Copy everything in the listing below word for word, apart from any images.

__Given entries__:

┄┄┄┄┄┄

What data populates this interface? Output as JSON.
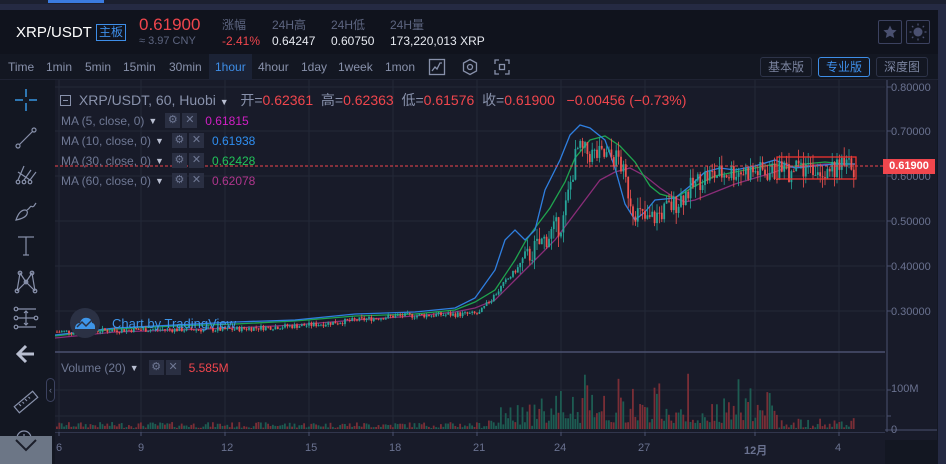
{
  "header": {
    "pair": "XRP/USDT",
    "board_tag": "主板",
    "last_price": "0.61900",
    "cny_price": "≈ 3.97 CNY",
    "stats": [
      {
        "label": "涨幅",
        "value": "-2.41%",
        "negative": true
      },
      {
        "label": "24H高",
        "value": "0.64247",
        "negative": false
      },
      {
        "label": "24H低",
        "value": "0.60750",
        "negative": false
      },
      {
        "label": "24H量",
        "value": "173,220,013 XRP",
        "negative": false
      }
    ],
    "favorite_icon": "star-icon",
    "theme_icon": "sun-icon"
  },
  "toolbar": {
    "timeframes": [
      "Time",
      "1min",
      "5min",
      "15min",
      "30min",
      "1hour",
      "4hour",
      "1day",
      "1week",
      "1mon"
    ],
    "active_timeframe": "1hour",
    "icons": [
      "indicator-chart-icon",
      "settings-hex-icon",
      "fullscreen-icon"
    ],
    "views": [
      "基本版",
      "专业版",
      "深度图"
    ],
    "active_view": "专业版"
  },
  "left_tools": [
    "crosshair-icon",
    "trend-line-icon",
    "pitchfork-icon",
    "brush-icon",
    "text-icon",
    "pattern-icon",
    "measure-lines-icon",
    "back-arrow-icon",
    "ruler-icon",
    "zoom-in-icon"
  ],
  "legend": {
    "title": "XRP/USDT, 60, Huobi",
    "open_label": "开=",
    "open": "0.62361",
    "high_label": "高=",
    "high": "0.62363",
    "low_label": "低=",
    "low": "0.61576",
    "close_label": "收=",
    "close": "0.61900",
    "change": "−0.00456 (−0.73%)"
  },
  "moving_averages": [
    {
      "label": "MA (5, close, 0)",
      "value": "0.61815",
      "color": "#d11fc5"
    },
    {
      "label": "MA (10, close, 0)",
      "value": "0.61938",
      "color": "#2f8ef0"
    },
    {
      "label": "MA (30, close, 0)",
      "value": "0.62428",
      "color": "#21c45a"
    },
    {
      "label": "MA (60, close, 0)",
      "value": "0.62078",
      "color": "#a0307f"
    }
  ],
  "watermark": "Chart by TradingView",
  "volume": {
    "label": "Volume (20)",
    "value": "5.585M"
  },
  "price_axis": [
    "0.80000",
    "0.70000",
    "0.60000",
    "0.50000",
    "0.40000",
    "0.30000"
  ],
  "current_price_label": "0.61900",
  "volume_axis": [
    "100M",
    "0"
  ],
  "time_axis": [
    "6",
    "9",
    "12",
    "15",
    "18",
    "21",
    "24",
    "27",
    "12月",
    "4"
  ],
  "colors": {
    "up": "#26a69a",
    "down": "#ef5350",
    "accent": "#3e8ee8",
    "negative": "#f0464d"
  },
  "chart_data": {
    "type": "candlestick",
    "title": "XRP/USDT, 60, Huobi",
    "x_ticks": [
      "6",
      "9",
      "12",
      "15",
      "18",
      "21",
      "24",
      "27",
      "12月",
      "4"
    ],
    "ylim": [
      0.25,
      0.81
    ],
    "y_ticks": [
      0.3,
      0.4,
      0.5,
      0.6,
      0.7,
      0.8
    ],
    "close_path_approx": {
      "x": [
        "6",
        "9",
        "12",
        "15",
        "18",
        "21",
        "22",
        "23",
        "24",
        "24.5",
        "25",
        "26",
        "26.5",
        "27",
        "28",
        "29",
        "30",
        "12月",
        "2",
        "3",
        "4",
        "4.5"
      ],
      "y": [
        0.255,
        0.26,
        0.26,
        0.27,
        0.29,
        0.295,
        0.37,
        0.44,
        0.5,
        0.66,
        0.65,
        0.64,
        0.53,
        0.5,
        0.54,
        0.6,
        0.61,
        0.64,
        0.61,
        0.62,
        0.62,
        0.619
      ]
    },
    "volume_ylim": [
      0,
      150
    ],
    "volume_unit": "M"
  }
}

┄┄┄┄┄┄

__Result of the task__:
What data populates this interface? Output as JSON.
{
  "header": {
    "pair": "XRP/USDT",
    "board_tag": "主板",
    "last_price": "0.61900",
    "cny_price": "≈ 3.97 CNY",
    "stats": [
      {
        "label": "涨幅",
        "value": "-2.41%",
        "negative": true
      },
      {
        "label": "24H高",
        "value": "0.64247",
        "negative": false
      },
      {
        "label": "24H低",
        "value": "0.60750",
        "negative": false
      },
      {
        "label": "24H量",
        "value": "173,220,013 XRP",
        "negative": false
      }
    ],
    "favorite_icon": "star-icon",
    "theme_icon": "sun-icon"
  },
  "toolbar": {
    "timeframes": [
      "Time",
      "1min",
      "5min",
      "15min",
      "30min",
      "1hour",
      "4hour",
      "1day",
      "1week",
      "1mon"
    ],
    "active_timeframe": "1hour",
    "icons": [
      "indicator-chart-icon",
      "settings-hex-icon",
      "fullscreen-icon"
    ],
    "views": [
      "基本版",
      "专业版",
      "深度图"
    ],
    "active_view": "专业版"
  },
  "left_tools": [
    "crosshair-icon",
    "trend-line-icon",
    "pitchfork-icon",
    "brush-icon",
    "text-icon",
    "pattern-icon",
    "measure-lines-icon",
    "back-arrow-icon",
    "ruler-icon",
    "zoom-in-icon"
  ],
  "legend": {
    "title": "XRP/USDT, 60, Huobi",
    "open_label": "开=",
    "open": "0.62361",
    "high_label": "高=",
    "high": "0.62363",
    "low_label": "低=",
    "low": "0.61576",
    "close_label": "收=",
    "close": "0.61900",
    "change": "−0.00456 (−0.73%)"
  },
  "moving_averages": [
    {
      "label": "MA (5, close, 0)",
      "value": "0.61815",
      "color": "#d11fc5"
    },
    {
      "label": "MA (10, close, 0)",
      "value": "0.61938",
      "color": "#2f8ef0"
    },
    {
      "label": "MA (30, close, 0)",
      "value": "0.62428",
      "color": "#21c45a"
    },
    {
      "label": "MA (60, close, 0)",
      "value": "0.62078",
      "color": "#a0307f"
    }
  ],
  "watermark": "Chart by TradingView",
  "volume": {
    "label": "Volume (20)",
    "value": "5.585M"
  },
  "price_axis": [
    "0.80000",
    "0.70000",
    "0.60000",
    "0.50000",
    "0.40000",
    "0.30000"
  ],
  "current_price_label": "0.61900",
  "volume_axis": [
    "100M",
    "0"
  ],
  "time_axis": [
    "6",
    "9",
    "12",
    "15",
    "18",
    "21",
    "24",
    "27",
    "12月",
    "4"
  ],
  "colors": {
    "up": "#26a69a",
    "down": "#ef5350",
    "accent": "#3e8ee8",
    "negative": "#f0464d"
  },
  "chart_data": {
    "type": "candlestick",
    "title": "XRP/USDT, 60, Huobi",
    "x_ticks": [
      "6",
      "9",
      "12",
      "15",
      "18",
      "21",
      "24",
      "27",
      "12月",
      "4"
    ],
    "ylim": [
      0.25,
      0.81
    ],
    "y_ticks": [
      0.3,
      0.4,
      0.5,
      0.6,
      0.7,
      0.8
    ],
    "close_path_approx": {
      "x": [
        "6",
        "9",
        "12",
        "15",
        "18",
        "21",
        "22",
        "23",
        "24",
        "24.5",
        "25",
        "26",
        "26.5",
        "27",
        "28",
        "29",
        "30",
        "12月",
        "2",
        "3",
        "4",
        "4.5"
      ],
      "y": [
        0.255,
        0.26,
        0.26,
        0.27,
        0.29,
        0.295,
        0.37,
        0.44,
        0.5,
        0.66,
        0.65,
        0.64,
        0.53,
        0.5,
        0.54,
        0.6,
        0.61,
        0.64,
        0.61,
        0.62,
        0.62,
        0.619
      ]
    },
    "volume_ylim": [
      0,
      150
    ],
    "volume_unit": "M"
  }
}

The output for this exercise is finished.